## Work to be completed
Skip the pictures. Transcribe the rest of the data below without changing a word.

[start of Records shown]

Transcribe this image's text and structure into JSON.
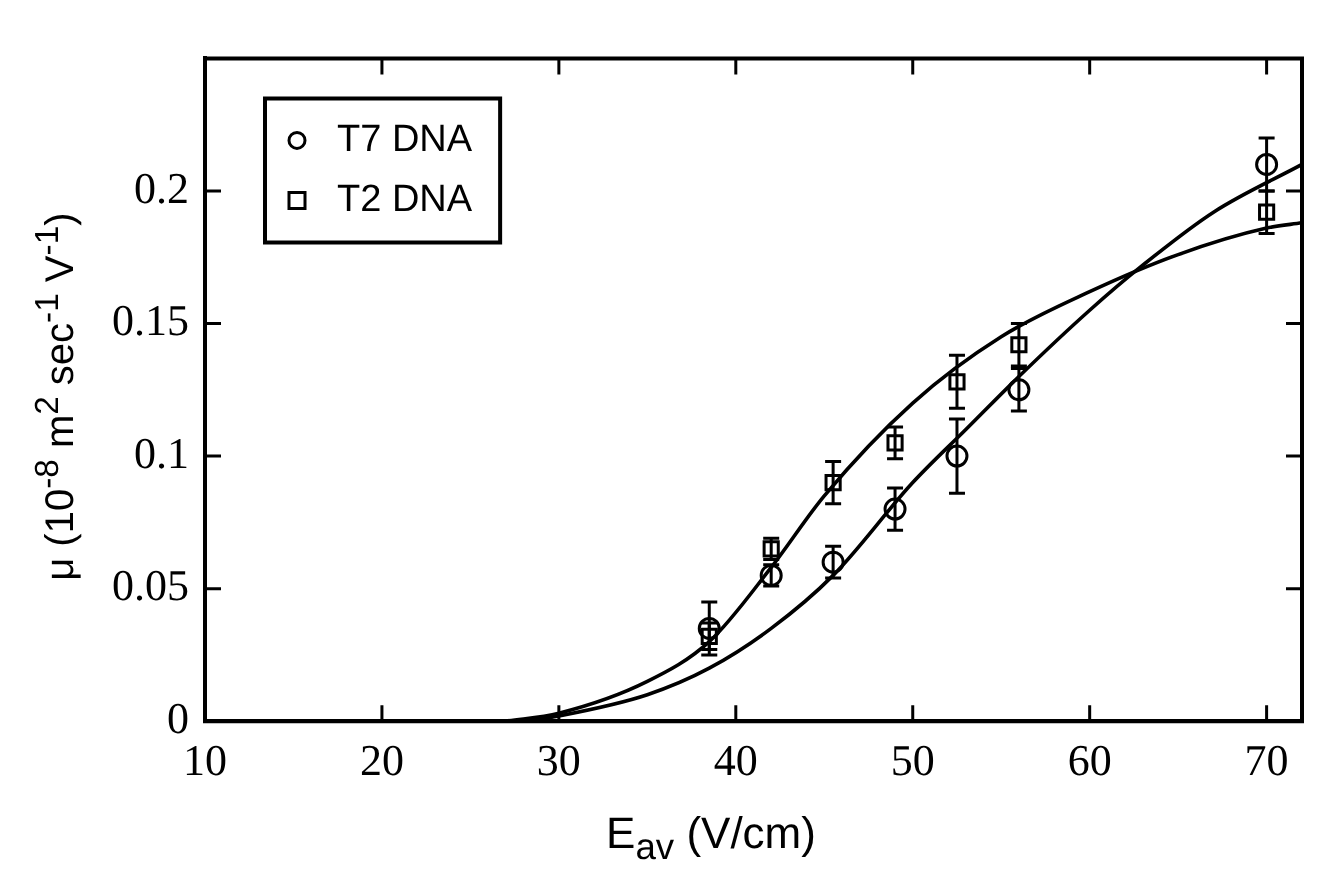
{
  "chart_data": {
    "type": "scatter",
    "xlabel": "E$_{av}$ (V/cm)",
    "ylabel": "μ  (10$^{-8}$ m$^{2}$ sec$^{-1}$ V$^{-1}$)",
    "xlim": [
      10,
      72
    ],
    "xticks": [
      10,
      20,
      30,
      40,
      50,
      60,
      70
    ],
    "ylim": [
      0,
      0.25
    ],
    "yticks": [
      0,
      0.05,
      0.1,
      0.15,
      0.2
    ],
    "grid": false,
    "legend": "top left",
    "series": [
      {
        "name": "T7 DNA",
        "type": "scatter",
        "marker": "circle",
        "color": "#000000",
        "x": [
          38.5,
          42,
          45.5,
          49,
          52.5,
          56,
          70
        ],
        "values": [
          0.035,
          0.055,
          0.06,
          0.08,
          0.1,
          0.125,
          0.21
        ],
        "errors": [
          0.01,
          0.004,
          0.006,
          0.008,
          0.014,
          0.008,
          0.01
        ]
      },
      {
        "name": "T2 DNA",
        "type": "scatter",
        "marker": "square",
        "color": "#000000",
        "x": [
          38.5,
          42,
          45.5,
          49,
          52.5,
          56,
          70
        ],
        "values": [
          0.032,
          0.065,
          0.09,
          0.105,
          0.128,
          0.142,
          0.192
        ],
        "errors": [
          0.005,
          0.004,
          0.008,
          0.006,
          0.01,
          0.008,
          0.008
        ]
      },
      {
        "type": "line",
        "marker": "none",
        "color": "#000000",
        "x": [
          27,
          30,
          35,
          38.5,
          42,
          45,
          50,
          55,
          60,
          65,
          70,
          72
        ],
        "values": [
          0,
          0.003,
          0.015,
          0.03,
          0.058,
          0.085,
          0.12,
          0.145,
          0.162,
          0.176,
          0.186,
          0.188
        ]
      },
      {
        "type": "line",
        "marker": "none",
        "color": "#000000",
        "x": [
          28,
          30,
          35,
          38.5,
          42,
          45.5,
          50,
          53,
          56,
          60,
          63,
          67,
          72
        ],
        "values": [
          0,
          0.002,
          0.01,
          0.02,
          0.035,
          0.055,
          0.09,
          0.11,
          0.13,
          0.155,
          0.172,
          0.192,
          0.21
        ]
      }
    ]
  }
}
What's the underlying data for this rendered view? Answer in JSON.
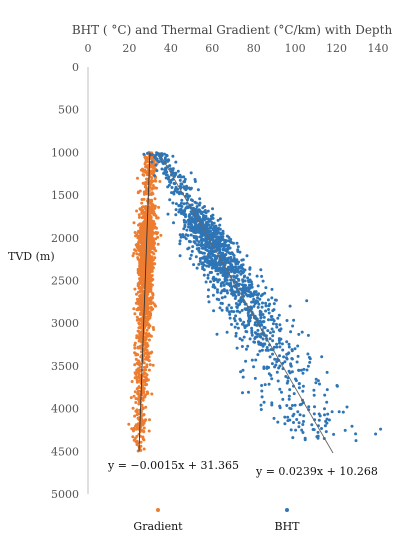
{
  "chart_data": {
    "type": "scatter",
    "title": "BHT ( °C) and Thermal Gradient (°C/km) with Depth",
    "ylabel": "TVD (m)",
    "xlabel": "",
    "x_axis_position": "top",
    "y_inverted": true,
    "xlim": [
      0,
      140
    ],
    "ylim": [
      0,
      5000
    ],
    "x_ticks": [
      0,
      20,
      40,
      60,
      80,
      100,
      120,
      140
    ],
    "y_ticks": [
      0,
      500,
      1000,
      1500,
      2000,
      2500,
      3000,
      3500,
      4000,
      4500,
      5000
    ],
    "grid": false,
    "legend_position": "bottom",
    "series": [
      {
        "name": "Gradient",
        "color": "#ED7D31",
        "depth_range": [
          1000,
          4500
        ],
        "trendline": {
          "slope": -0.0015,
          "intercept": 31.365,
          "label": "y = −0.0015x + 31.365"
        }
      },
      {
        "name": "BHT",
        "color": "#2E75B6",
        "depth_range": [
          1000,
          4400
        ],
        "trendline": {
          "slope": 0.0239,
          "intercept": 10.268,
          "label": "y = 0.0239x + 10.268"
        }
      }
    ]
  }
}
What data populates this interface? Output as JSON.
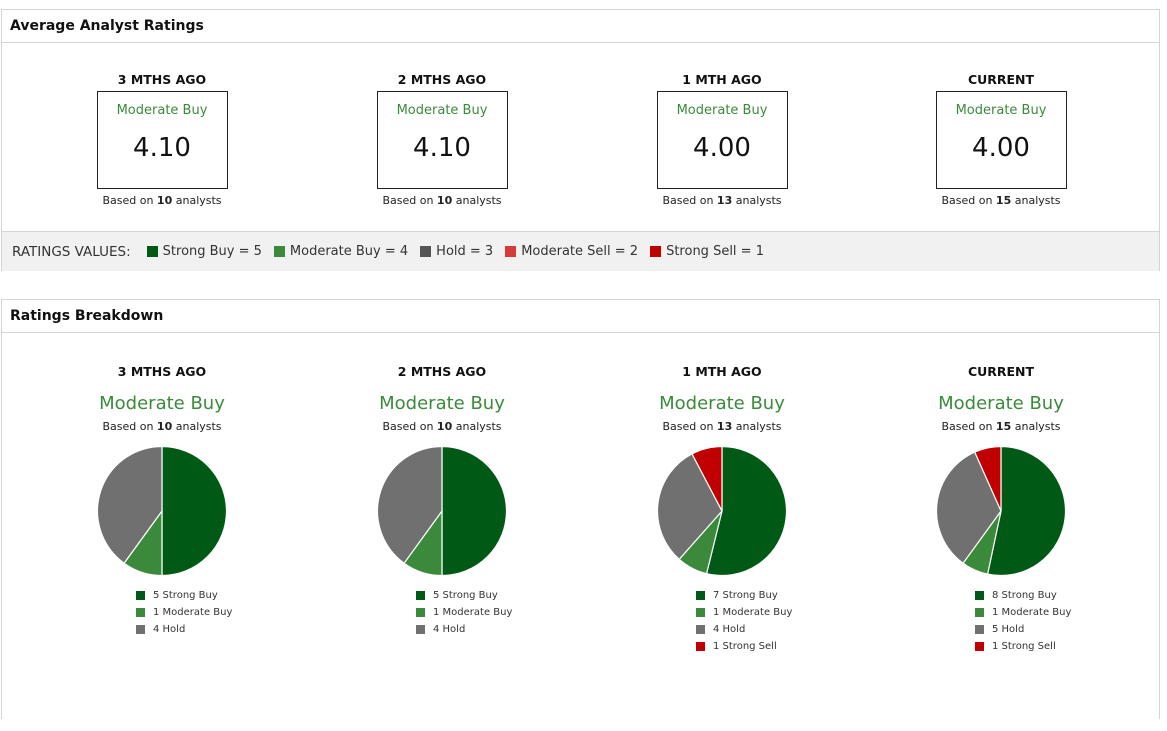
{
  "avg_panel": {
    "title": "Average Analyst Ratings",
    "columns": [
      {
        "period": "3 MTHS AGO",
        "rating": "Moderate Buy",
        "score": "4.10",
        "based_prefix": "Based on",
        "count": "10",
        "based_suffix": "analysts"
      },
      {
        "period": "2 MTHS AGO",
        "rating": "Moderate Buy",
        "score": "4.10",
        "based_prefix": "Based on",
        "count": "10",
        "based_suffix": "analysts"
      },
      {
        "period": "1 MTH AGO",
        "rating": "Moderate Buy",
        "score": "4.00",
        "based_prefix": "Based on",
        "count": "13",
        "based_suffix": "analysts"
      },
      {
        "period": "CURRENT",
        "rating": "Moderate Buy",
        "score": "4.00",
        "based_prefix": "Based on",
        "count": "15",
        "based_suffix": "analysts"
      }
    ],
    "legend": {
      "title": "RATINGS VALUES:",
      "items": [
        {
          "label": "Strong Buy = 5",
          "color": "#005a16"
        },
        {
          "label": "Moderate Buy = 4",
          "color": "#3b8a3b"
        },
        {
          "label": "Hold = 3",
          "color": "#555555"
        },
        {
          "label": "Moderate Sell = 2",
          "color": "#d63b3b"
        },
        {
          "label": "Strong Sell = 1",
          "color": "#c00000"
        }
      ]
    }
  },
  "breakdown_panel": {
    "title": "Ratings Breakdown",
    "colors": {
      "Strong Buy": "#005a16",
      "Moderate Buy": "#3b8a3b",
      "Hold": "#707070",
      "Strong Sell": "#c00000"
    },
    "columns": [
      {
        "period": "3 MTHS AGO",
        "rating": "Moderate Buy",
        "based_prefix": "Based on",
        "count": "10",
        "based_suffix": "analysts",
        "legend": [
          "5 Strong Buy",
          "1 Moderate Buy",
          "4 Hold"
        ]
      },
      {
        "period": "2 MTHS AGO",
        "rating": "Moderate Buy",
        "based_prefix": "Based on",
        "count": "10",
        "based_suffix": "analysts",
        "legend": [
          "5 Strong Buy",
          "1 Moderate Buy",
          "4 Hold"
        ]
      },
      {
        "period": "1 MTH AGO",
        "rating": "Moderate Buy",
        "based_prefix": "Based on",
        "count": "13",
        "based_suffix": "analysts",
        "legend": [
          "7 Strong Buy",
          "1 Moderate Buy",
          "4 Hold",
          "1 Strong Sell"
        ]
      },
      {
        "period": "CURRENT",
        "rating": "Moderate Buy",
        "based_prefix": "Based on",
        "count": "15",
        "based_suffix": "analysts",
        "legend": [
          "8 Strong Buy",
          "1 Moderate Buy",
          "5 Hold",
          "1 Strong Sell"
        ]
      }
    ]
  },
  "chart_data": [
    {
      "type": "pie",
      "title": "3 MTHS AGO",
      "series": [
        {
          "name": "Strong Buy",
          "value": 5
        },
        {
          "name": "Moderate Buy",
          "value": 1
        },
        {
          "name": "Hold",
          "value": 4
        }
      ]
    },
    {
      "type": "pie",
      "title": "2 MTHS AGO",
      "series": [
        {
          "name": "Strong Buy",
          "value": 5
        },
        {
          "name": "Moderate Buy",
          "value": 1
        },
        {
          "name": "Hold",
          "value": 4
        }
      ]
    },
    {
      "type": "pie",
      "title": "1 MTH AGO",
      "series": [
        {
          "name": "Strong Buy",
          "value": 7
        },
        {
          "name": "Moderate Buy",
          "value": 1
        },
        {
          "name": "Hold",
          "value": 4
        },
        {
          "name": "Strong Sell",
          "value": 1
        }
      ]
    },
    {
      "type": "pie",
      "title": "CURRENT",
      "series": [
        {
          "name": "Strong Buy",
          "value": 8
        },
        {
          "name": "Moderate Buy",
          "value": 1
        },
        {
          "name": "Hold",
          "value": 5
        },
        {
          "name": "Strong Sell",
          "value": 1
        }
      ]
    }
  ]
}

[end of Records shown]

## Exercise answer
Transcribe this image's text and structure into JSON.
{
  "chart_data": {
    "type": "scatter",
    "xlabel": "E$_{av}$ (V/cm)",
    "ylabel": "μ  (10$^{-8}$ m$^{2}$ sec$^{-1}$ V$^{-1}$)",
    "xlim": [
      10,
      72
    ],
    "xticks": [
      10,
      20,
      30,
      40,
      50,
      60,
      70
    ],
    "ylim": [
      0,
      0.25
    ],
    "yticks": [
      0,
      0.05,
      0.1,
      0.15,
      0.2
    ],
    "grid": false,
    "legend": "top left",
    "series": [
      {
        "name": "T7 DNA",
        "type": "scatter",
        "marker": "circle",
        "color": "#000000",
        "x": [
          38.5,
          42,
          45.5,
          49,
          52.5,
          56,
          70
        ],
        "values": [
          0.035,
          0.055,
          0.06,
          0.08,
          0.1,
          0.125,
          0.21
        ],
        "errors": [
          0.01,
          0.004,
          0.006,
          0.008,
          0.014,
          0.008,
          0.01
        ]
      },
      {
        "name": "T2 DNA",
        "type": "scatter",
        "marker": "square",
        "color": "#000000",
        "x": [
          38.5,
          42,
          45.5,
          49,
          52.5,
          56,
          70
        ],
        "values": [
          0.032,
          0.065,
          0.09,
          0.105,
          0.128,
          0.142,
          0.192
        ],
        "errors": [
          0.005,
          0.004,
          0.008,
          0.006,
          0.01,
          0.008,
          0.008
        ]
      },
      {
        "type": "line",
        "marker": "none",
        "color": "#000000",
        "x": [
          27,
          30,
          35,
          38.5,
          42,
          45,
          50,
          55,
          60,
          65,
          70,
          72
        ],
        "values": [
          0,
          0.003,
          0.015,
          0.03,
          0.058,
          0.085,
          0.12,
          0.145,
          0.162,
          0.176,
          0.186,
          0.188
        ]
      },
      {
        "type": "line",
        "marker": "none",
        "color": "#000000",
        "x": [
          28,
          30,
          35,
          38.5,
          42,
          45.5,
          50,
          53,
          56,
          60,
          63,
          67,
          72
        ],
        "values": [
          0,
          0.002,
          0.01,
          0.02,
          0.035,
          0.055,
          0.09,
          0.11,
          0.13,
          0.155,
          0.172,
          0.192,
          0.21
        ]
      }
    ]
  }
}
What's the underlying data for this rendered view? Answer in JSON.
{
  "chart_data": {
    "type": "scatter",
    "title": "BHT ( °C) and Thermal Gradient (°C/km) with Depth",
    "ylabel": "TVD (m)",
    "xlabel": "",
    "x_axis_position": "top",
    "y_inverted": true,
    "xlim": [
      0,
      140
    ],
    "ylim": [
      0,
      5000
    ],
    "x_ticks": [
      0,
      20,
      40,
      60,
      80,
      100,
      120,
      140
    ],
    "y_ticks": [
      0,
      500,
      1000,
      1500,
      2000,
      2500,
      3000,
      3500,
      4000,
      4500,
      5000
    ],
    "grid": false,
    "legend_position": "bottom",
    "series": [
      {
        "name": "Gradient",
        "color": "#ED7D31",
        "depth_range": [
          1000,
          4500
        ],
        "trendline": {
          "slope": -0.0015,
          "intercept": 31.365,
          "label": "y = −0.0015x + 31.365"
        }
      },
      {
        "name": "BHT",
        "color": "#2E75B6",
        "depth_range": [
          1000,
          4400
        ],
        "trendline": {
          "slope": 0.0239,
          "intercept": 10.268,
          "label": "y = 0.0239x + 10.268"
        }
      }
    ]
  }
}
What data populates this interface? Output as JSON.
{
  "avg_panel": {
    "title": "Average Analyst Ratings",
    "columns": [
      {
        "period": "3 MTHS AGO",
        "rating": "Moderate Buy",
        "score": "4.10",
        "based_prefix": "Based on",
        "count": "10",
        "based_suffix": "analysts"
      },
      {
        "period": "2 MTHS AGO",
        "rating": "Moderate Buy",
        "score": "4.10",
        "based_prefix": "Based on",
        "count": "10",
        "based_suffix": "analysts"
      },
      {
        "period": "1 MTH AGO",
        "rating": "Moderate Buy",
        "score": "4.00",
        "based_prefix": "Based on",
        "count": "13",
        "based_suffix": "analysts"
      },
      {
        "period": "CURRENT",
        "rating": "Moderate Buy",
        "score": "4.00",
        "based_prefix": "Based on",
        "count": "15",
        "based_suffix": "analysts"
      }
    ],
    "legend": {
      "title": "RATINGS VALUES:",
      "items": [
        {
          "label": "Strong Buy = 5",
          "color": "#005a16"
        },
        {
          "label": "Moderate Buy = 4",
          "color": "#3b8a3b"
        },
        {
          "label": "Hold = 3",
          "color": "#555555"
        },
        {
          "label": "Moderate Sell = 2",
          "color": "#d63b3b"
        },
        {
          "label": "Strong Sell = 1",
          "color": "#c00000"
        }
      ]
    }
  },
  "breakdown_panel": {
    "title": "Ratings Breakdown",
    "colors": {
      "Strong Buy": "#005a16",
      "Moderate Buy": "#3b8a3b",
      "Hold": "#707070",
      "Strong Sell": "#c00000"
    },
    "columns": [
      {
        "period": "3 MTHS AGO",
        "rating": "Moderate Buy",
        "based_prefix": "Based on",
        "count": "10",
        "based_suffix": "analysts",
        "legend": [
          "5 Strong Buy",
          "1 Moderate Buy",
          "4 Hold"
        ]
      },
      {
        "period": "2 MTHS AGO",
        "rating": "Moderate Buy",
        "based_prefix": "Based on",
        "count": "10",
        "based_suffix": "analysts",
        "legend": [
          "5 Strong Buy",
          "1 Moderate Buy",
          "4 Hold"
        ]
      },
      {
        "period": "1 MTH AGO",
        "rating": "Moderate Buy",
        "based_prefix": "Based on",
        "count": "13",
        "based_suffix": "analysts",
        "legend": [
          "7 Strong Buy",
          "1 Moderate Buy",
          "4 Hold",
          "1 Strong Sell"
        ]
      },
      {
        "period": "CURRENT",
        "rating": "Moderate Buy",
        "based_prefix": "Based on",
        "count": "15",
        "based_suffix": "analysts",
        "legend": [
          "8 Strong Buy",
          "1 Moderate Buy",
          "5 Hold",
          "1 Strong Sell"
        ]
      }
    ]
  },
  "chart_data": [
    {
      "type": "pie",
      "title": "3 MTHS AGO",
      "series": [
        {
          "name": "Strong Buy",
          "value": 5
        },
        {
          "name": "Moderate Buy",
          "value": 1
        },
        {
          "name": "Hold",
          "value": 4
        }
      ]
    },
    {
      "type": "pie",
      "title": "2 MTHS AGO",
      "series": [
        {
          "name": "Strong Buy",
          "value": 5
        },
        {
          "name": "Moderate Buy",
          "value": 1
        },
        {
          "name": "Hold",
          "value": 4
        }
      ]
    },
    {
      "type": "pie",
      "title": "1 MTH AGO",
      "series": [
        {
          "name": "Strong Buy",
          "value": 7
        },
        {
          "name": "Moderate Buy",
          "value": 1
        },
        {
          "name": "Hold",
          "value": 4
        },
        {
          "name": "Strong Sell",
          "value": 1
        }
      ]
    },
    {
      "type": "pie",
      "title": "CURRENT",
      "series": [
        {
          "name": "Strong Buy",
          "value": 8
        },
        {
          "name": "Moderate Buy",
          "value": 1
        },
        {
          "name": "Hold",
          "value": 5
        },
        {
          "name": "Strong Sell",
          "value": 1
        }
      ]
    }
  ]
}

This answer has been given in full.